[JOB] Give the number of lines in the records below that include "Recovery". Reply with that number alone.

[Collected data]
-.-.-
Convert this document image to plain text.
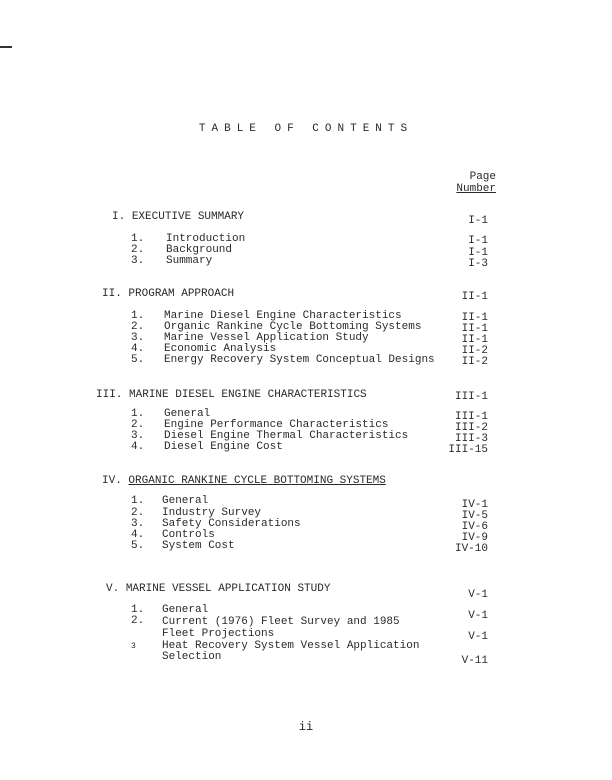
TABLE OF CONTENTS
Page
Number
I. EXECUTIVE SUMMARY	I-1
1. Introduction	I-1
2. Background	I-1
3. Summary	I-3
II. PROGRAM APPROACH	II-1
1. Marine Diesel Engine Characteristics	II-1
2. Organic Rankine Cycle Bottoming Systems	II-1
3. Marine Vessel Application Study	II-1
4. Economic Analysis	II-2
5. Energy Recovery System Conceptual Designs	II-2
III. MARINE DIESEL ENGINE CHARACTERISTICS	III-1
1. General	III-1
2. Engine Performance Characteristics	III-2
3. Diesel Engine Thermal Characteristics	III-3
4. Diesel Engine Cost	III-15
IV. ORGANIC RANKINE CYCLE BOTTOMING SYSTEMS
1. General	IV-1
2. Industry Survey	IV-5
3. Safety Considerations	IV-6
4. Controls	IV-9
5. System Cost	IV-10
V. MARINE VESSEL APPLICATION STUDY	V-1
1. General	V-1
2. Current (1976) Fleet Survey and 1985
Fleet Projections	V-1
3 Heat Recovery System Vessel Application
Selection	V-11
ii
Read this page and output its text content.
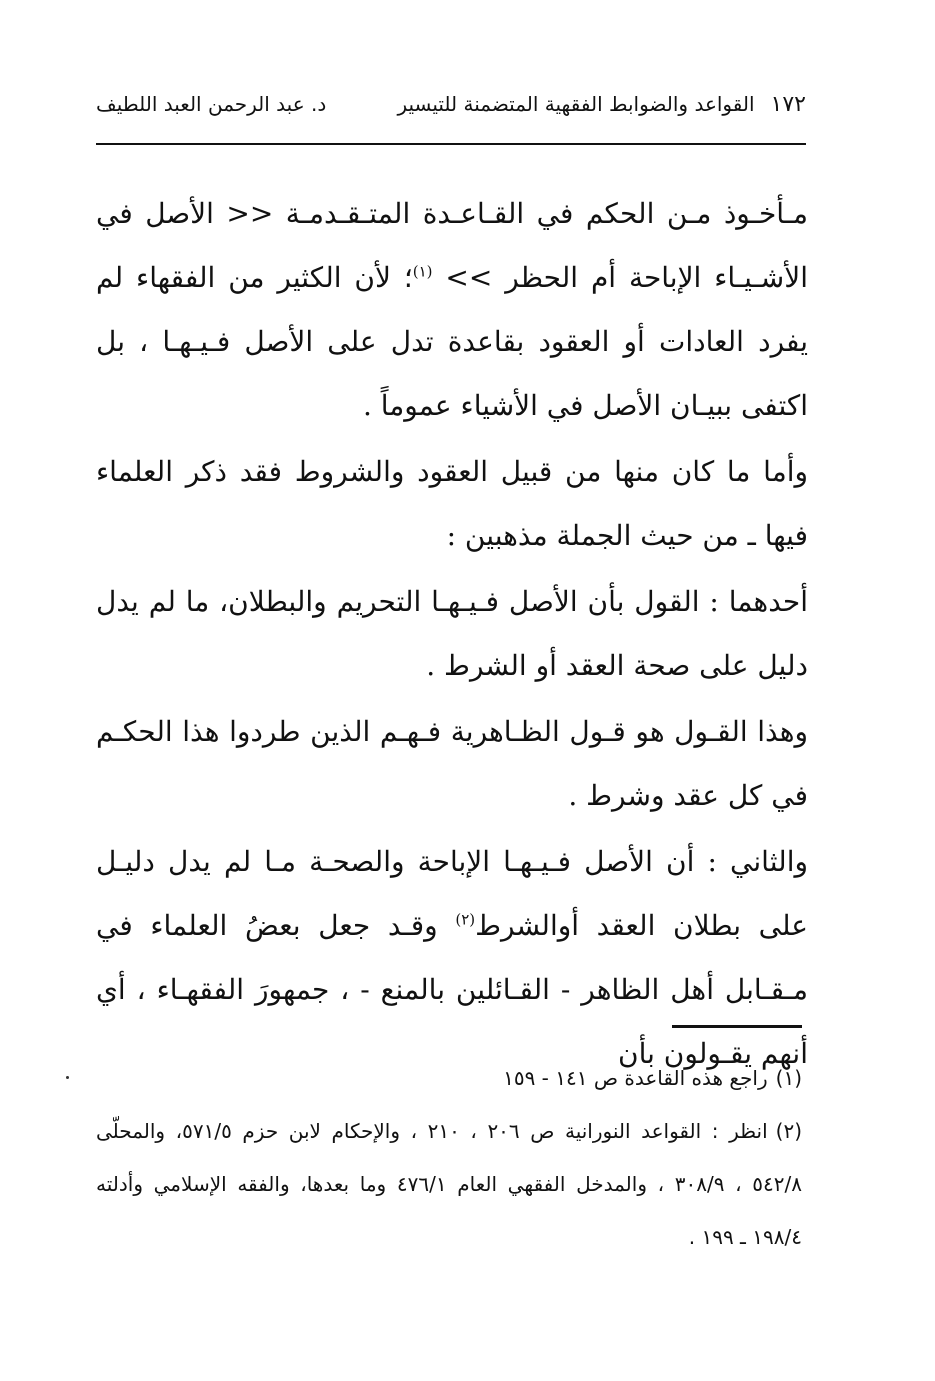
١٧٢
القواعد والضوابط الفقهية المتضمنة للتيسير
د. عبد الرحمن العبد اللطيف

مـأخـوذ مـن الحكم في القـاعـدة المتـقـدمـة << الأصل في الأشـيـاء الإباحة أم الحظر >> $^{(١)}$؛ لأن الكثير من الفقهاء لم يفرد العادات أو العقود بقاعدة تدل على الأصل فـيـهـا ، بل اكتفى ببيـان الأصل في الأشياء عموماً .

وأما ما كان منها من قبيل العقود والشروط فقد ذكر العلماء فيها ـ من حيث الجملة مذهبين :

أحدهما : القول بأن الأصل فـيـهـا التحريم والبطلان، ما لم يدل دليل على صحة العقد أو الشرط .

وهذا القـول هو قـول الظـاهرية فـهـم الذين طردوا هذا الحكـم في كل عقد وشرط .

والثاني : أن الأصل فـيـهـا الإباحة والصحـة مـا لم يدل دليـل على بطلان العقد أوالشرط$^{(٢)}$ وقـد جعل بعضُ العلماء في مـقـابل أهل الظاهر - القـائلين بالمنع - ، جمهورَ الفقهـاء ، أي أنهم يقـولون بأن

(١)راجع هذه القاعدة ص ١٤١ - ١٥٩

(٢)انظر : القواعد النورانية ص ٢٠٦ ، ٢١٠ ، والإحكام لابن حزم ٥٧١/٥، والمحلّى ٥٤٢/٨ ، ٣٠٨/٩ ، والمدخل الفقهي العام ٤٧٦/١ وما بعدها، والفقه الإسلامي وأدلته ١٩٨/٤ ـ ١٩٩ .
-.-.-
[THE RESULT] 2